> **DIRECTIONS**
Write out the material again word for word, dropping any images it holds.

=== RECORDS TO PROCESS ===

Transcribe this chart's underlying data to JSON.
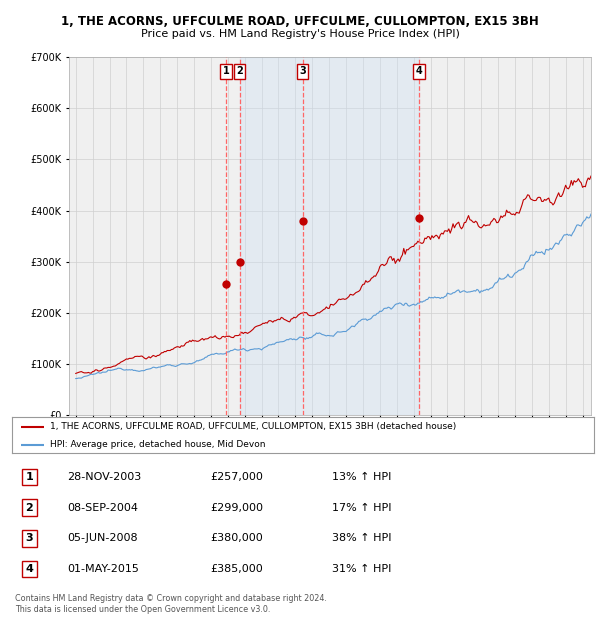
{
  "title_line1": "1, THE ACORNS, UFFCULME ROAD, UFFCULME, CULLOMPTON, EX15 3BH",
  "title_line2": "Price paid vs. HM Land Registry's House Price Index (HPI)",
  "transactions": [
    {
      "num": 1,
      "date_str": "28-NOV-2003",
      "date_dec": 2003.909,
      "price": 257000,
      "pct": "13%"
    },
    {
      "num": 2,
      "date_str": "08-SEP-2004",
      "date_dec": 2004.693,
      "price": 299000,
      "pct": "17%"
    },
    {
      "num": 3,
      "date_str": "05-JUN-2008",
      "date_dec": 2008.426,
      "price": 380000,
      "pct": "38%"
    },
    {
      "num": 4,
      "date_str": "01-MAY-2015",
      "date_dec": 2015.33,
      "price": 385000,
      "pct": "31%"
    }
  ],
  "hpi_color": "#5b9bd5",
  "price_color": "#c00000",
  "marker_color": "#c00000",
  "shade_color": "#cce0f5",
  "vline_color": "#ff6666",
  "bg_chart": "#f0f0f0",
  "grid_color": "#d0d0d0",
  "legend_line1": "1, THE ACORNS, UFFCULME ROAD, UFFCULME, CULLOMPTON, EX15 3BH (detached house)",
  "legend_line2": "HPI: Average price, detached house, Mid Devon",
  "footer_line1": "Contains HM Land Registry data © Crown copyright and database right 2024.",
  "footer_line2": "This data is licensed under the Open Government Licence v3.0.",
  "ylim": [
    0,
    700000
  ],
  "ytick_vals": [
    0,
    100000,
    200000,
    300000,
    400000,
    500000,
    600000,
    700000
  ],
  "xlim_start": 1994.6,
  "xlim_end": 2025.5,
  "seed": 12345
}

===

> **WRITTEN REPLY**
Transcribe this chart's underlying data to JSON.
{
  "title_line1": "1, THE ACORNS, UFFCULME ROAD, UFFCULME, CULLOMPTON, EX15 3BH",
  "title_line2": "Price paid vs. HM Land Registry's House Price Index (HPI)",
  "transactions": [
    {
      "num": 1,
      "date_str": "28-NOV-2003",
      "date_dec": 2003.909,
      "price": 257000,
      "pct": "13%"
    },
    {
      "num": 2,
      "date_str": "08-SEP-2004",
      "date_dec": 2004.693,
      "price": 299000,
      "pct": "17%"
    },
    {
      "num": 3,
      "date_str": "05-JUN-2008",
      "date_dec": 2008.426,
      "price": 380000,
      "pct": "38%"
    },
    {
      "num": 4,
      "date_str": "01-MAY-2015",
      "date_dec": 2015.33,
      "price": 385000,
      "pct": "31%"
    }
  ],
  "hpi_color": "#5b9bd5",
  "price_color": "#c00000",
  "marker_color": "#c00000",
  "shade_color": "#cce0f5",
  "vline_color": "#ff6666",
  "bg_chart": "#f0f0f0",
  "grid_color": "#d0d0d0",
  "legend_line1": "1, THE ACORNS, UFFCULME ROAD, UFFCULME, CULLOMPTON, EX15 3BH (detached house)",
  "legend_line2": "HPI: Average price, detached house, Mid Devon",
  "footer_line1": "Contains HM Land Registry data © Crown copyright and database right 2024.",
  "footer_line2": "This data is licensed under the Open Government Licence v3.0.",
  "ylim": [
    0,
    700000
  ],
  "ytick_vals": [
    0,
    100000,
    200000,
    300000,
    400000,
    500000,
    600000,
    700000
  ],
  "xlim_start": 1994.6,
  "xlim_end": 2025.5,
  "seed": 12345
}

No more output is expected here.